Brief A:
In the judgment excerpt, which clause of the 1999 Agreement does Mr Cawson rely on first?

In Southern Pacific (at page 414 D-E) Lord Collins (in a judgment concurred in by the other members of the Supreme Court) approved this passage from Stamp LJ’s judgment in which he said it was implicit that the purchaser did not obtain proprietary rights against the vendor which he could pass to the sub-purchaser.

51.

I think that we are therefore bound by authority to reject Mr Cawson’s submission that the effect of the 2003 Agreement was by operation of law to transfer to CSP a beneficial interest in the Properties which is enforceable directly against Mr Ezair. But even if this difficulty can be overcome by reliance on Mr Ezair’s admissions to the contrary in his witness statement, the question remains whether any right which CSP could enforce to obtain a transfer of the legal estate was conditional on compliance with the contractual requirement for the service of a notice to complete.

52.

Mr Cawson’s immediate response to this point is that there was in fact no contractual requirement for the service of a notice. For this he relies first on clause 2.1 of the 1999 Agreement which refers to Mr Ezair and NEL agreeing to sell and purchase the Business “with effect from the Transfer Date” of 5 March 1999. This, he says, indicates an immediate transfer of the business and its assets including the Properties so as to create a bare trust in favour of NEL and a corresponding right to the immediate transfer of the legal estate free of any other restrictions. In relation to the 2003 Agreement, he submits that special condition 6 on its true construction overrides the requirement for a notice in the definition of the completion date and permits CSP to call for completion at any time without giving 28 days or any other specific period of notice.

Items listed in a dataset

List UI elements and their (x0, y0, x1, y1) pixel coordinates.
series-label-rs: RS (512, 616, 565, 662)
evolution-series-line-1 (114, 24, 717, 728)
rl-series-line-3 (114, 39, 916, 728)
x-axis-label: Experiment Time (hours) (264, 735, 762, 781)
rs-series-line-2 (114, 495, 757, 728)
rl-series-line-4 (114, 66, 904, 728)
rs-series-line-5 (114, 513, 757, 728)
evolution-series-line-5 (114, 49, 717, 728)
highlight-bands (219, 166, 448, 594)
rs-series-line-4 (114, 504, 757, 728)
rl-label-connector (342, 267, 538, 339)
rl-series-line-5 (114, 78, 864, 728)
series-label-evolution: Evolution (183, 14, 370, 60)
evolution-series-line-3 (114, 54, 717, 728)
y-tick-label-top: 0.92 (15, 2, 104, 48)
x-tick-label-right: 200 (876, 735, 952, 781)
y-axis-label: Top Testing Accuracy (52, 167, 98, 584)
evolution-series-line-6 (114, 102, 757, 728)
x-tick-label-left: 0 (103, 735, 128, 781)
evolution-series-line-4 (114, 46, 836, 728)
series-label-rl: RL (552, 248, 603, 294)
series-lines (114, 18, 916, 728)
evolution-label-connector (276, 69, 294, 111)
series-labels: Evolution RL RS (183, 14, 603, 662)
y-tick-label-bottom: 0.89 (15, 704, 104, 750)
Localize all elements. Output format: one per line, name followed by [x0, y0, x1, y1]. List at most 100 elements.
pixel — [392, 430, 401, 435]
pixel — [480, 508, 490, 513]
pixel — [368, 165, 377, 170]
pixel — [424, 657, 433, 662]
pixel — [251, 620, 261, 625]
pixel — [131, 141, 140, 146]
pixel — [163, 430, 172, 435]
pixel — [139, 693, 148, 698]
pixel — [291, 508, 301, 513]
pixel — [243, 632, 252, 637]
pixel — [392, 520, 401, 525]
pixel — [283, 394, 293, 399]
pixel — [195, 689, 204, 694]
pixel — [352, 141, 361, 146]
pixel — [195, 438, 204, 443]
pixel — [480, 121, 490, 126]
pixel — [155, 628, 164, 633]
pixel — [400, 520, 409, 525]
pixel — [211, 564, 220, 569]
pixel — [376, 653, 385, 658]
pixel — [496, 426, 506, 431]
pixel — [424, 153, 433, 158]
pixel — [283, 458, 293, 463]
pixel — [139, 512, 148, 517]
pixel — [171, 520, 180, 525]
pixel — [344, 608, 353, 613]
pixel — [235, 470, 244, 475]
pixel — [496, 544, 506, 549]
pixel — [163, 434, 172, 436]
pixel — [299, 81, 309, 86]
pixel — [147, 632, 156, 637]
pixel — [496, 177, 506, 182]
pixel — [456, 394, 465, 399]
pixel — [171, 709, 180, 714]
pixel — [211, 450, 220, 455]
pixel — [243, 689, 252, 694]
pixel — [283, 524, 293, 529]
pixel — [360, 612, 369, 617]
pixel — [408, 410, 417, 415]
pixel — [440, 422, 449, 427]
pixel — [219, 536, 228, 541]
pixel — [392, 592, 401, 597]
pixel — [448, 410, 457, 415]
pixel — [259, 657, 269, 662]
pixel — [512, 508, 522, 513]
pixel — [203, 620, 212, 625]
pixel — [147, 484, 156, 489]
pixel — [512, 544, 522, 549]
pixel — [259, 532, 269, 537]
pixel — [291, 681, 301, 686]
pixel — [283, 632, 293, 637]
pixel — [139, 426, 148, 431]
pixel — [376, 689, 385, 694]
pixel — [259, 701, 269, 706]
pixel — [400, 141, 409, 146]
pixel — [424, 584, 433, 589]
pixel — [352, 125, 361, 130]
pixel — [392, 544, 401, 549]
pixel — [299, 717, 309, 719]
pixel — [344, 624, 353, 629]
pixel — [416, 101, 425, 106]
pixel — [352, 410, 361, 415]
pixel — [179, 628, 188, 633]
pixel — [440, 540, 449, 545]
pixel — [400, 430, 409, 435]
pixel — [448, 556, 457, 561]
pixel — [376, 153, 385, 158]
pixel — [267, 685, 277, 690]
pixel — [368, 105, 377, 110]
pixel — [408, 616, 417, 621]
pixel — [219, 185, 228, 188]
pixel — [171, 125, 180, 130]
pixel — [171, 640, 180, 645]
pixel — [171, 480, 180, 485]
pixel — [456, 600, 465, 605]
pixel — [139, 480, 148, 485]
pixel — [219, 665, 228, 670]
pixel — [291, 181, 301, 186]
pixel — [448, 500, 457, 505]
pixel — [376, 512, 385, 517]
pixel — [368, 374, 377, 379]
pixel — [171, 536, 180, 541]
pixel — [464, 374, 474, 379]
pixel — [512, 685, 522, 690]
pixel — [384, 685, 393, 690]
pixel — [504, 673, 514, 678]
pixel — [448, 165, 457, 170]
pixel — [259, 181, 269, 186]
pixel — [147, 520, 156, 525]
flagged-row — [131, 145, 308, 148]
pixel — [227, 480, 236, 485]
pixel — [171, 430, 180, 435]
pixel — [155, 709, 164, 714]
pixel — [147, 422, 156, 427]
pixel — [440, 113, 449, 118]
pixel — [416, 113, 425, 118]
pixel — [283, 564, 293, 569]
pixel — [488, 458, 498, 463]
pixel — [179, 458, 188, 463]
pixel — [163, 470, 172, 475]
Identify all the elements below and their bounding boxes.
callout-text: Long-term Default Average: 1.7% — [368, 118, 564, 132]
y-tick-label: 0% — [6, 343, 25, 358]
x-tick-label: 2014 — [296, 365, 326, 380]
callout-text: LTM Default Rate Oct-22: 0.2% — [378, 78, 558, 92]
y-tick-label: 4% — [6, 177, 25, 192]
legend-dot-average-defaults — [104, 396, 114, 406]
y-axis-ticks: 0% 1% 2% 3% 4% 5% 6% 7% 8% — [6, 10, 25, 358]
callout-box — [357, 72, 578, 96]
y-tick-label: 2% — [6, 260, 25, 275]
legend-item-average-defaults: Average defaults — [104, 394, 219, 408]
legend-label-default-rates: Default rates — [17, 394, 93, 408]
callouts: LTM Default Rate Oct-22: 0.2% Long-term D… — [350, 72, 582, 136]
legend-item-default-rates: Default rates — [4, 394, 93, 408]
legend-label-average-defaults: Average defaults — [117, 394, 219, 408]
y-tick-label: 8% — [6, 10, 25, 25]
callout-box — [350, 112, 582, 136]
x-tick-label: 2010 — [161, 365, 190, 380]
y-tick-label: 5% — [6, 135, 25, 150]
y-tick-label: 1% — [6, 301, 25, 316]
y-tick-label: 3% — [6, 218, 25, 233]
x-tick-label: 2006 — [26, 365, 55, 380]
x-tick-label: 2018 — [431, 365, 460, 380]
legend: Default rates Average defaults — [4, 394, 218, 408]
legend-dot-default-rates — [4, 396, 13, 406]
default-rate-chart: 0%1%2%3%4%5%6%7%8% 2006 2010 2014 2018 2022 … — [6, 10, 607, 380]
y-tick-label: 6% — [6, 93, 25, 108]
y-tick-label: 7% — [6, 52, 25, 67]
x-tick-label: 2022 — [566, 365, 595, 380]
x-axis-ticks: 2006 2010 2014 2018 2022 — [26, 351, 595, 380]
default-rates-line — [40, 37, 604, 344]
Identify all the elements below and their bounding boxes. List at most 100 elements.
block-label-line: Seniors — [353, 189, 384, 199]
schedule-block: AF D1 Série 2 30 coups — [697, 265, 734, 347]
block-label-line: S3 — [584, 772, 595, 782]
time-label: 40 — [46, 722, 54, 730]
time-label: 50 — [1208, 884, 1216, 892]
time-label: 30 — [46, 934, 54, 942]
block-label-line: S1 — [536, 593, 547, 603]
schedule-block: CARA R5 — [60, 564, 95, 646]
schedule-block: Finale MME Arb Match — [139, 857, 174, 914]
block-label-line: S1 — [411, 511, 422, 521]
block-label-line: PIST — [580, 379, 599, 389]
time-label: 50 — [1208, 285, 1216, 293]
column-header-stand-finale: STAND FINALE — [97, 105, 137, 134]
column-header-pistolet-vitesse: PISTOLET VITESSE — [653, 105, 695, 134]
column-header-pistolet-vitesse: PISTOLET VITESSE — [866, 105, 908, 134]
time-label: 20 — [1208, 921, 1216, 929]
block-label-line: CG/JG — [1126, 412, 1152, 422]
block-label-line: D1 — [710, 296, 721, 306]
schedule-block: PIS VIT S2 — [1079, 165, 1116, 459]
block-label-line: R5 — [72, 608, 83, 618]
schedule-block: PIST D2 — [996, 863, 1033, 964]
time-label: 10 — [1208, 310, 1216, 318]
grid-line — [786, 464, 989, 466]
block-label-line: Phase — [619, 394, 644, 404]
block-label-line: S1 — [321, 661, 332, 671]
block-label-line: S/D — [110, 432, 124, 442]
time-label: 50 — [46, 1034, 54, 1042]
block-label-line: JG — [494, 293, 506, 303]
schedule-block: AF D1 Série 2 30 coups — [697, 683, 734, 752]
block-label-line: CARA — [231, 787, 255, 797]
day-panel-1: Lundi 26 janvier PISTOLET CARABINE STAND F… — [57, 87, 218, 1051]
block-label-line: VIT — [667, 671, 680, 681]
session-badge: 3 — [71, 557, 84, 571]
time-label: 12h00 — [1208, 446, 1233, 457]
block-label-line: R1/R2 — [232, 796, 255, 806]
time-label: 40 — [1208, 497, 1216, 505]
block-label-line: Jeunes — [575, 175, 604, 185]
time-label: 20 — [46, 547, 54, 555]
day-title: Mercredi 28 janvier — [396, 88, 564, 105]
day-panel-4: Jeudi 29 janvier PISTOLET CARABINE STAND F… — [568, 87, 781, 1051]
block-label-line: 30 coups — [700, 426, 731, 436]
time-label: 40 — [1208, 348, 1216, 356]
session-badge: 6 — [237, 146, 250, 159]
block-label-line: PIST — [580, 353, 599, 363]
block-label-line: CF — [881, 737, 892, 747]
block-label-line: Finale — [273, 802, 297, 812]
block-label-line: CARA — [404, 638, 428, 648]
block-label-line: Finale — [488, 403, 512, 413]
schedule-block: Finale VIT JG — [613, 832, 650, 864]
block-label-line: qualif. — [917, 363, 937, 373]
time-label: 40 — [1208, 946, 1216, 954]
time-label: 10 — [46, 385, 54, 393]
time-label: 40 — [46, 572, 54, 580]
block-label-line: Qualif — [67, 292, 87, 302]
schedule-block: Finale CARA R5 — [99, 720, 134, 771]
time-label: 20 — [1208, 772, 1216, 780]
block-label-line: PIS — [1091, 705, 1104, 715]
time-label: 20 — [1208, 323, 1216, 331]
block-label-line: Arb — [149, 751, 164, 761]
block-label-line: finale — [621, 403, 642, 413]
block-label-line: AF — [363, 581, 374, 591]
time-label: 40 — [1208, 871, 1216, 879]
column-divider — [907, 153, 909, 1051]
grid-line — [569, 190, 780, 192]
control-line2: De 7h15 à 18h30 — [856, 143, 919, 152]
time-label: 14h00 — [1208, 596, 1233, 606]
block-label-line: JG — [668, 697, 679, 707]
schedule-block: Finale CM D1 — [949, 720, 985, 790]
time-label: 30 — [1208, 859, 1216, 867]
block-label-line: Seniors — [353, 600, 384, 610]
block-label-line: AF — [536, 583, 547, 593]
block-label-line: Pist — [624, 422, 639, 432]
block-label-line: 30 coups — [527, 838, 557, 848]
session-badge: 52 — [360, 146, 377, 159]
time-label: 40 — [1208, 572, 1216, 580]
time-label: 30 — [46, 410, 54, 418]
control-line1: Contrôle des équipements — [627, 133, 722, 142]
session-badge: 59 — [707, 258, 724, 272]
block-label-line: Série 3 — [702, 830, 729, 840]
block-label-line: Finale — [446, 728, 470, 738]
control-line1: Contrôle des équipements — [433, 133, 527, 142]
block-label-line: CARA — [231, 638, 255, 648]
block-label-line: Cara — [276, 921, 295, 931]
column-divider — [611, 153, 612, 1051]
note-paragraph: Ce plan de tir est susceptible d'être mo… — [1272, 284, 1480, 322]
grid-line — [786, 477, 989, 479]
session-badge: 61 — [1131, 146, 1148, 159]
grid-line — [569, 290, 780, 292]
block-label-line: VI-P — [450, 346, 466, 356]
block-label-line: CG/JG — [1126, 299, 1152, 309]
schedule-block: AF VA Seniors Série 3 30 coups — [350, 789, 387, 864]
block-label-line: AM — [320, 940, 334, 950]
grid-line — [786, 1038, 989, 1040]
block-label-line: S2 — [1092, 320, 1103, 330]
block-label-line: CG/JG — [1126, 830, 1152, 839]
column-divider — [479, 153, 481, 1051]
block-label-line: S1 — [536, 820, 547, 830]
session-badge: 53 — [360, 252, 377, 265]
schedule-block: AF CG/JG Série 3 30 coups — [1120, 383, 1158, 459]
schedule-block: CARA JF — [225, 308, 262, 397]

Brief B:
Rewrite the records from their start through the line containing "rs-series-line-2 (114, 495, 757, 728)", putting "Training Time" in place of "Experiment Time" and leaving everything else unchanged.

Answer A:
Clause 2.1

Answer B:
List UI elements and their (x0, y0, x1, y1) pixel coordinates.
series-label-rs: RS (512, 616, 565, 662)
evolution-series-line-1 (114, 24, 717, 728)
rl-series-line-3 (114, 39, 916, 728)
x-axis-label: Training Time (hours) (264, 735, 762, 781)
rs-series-line-2 (114, 495, 757, 728)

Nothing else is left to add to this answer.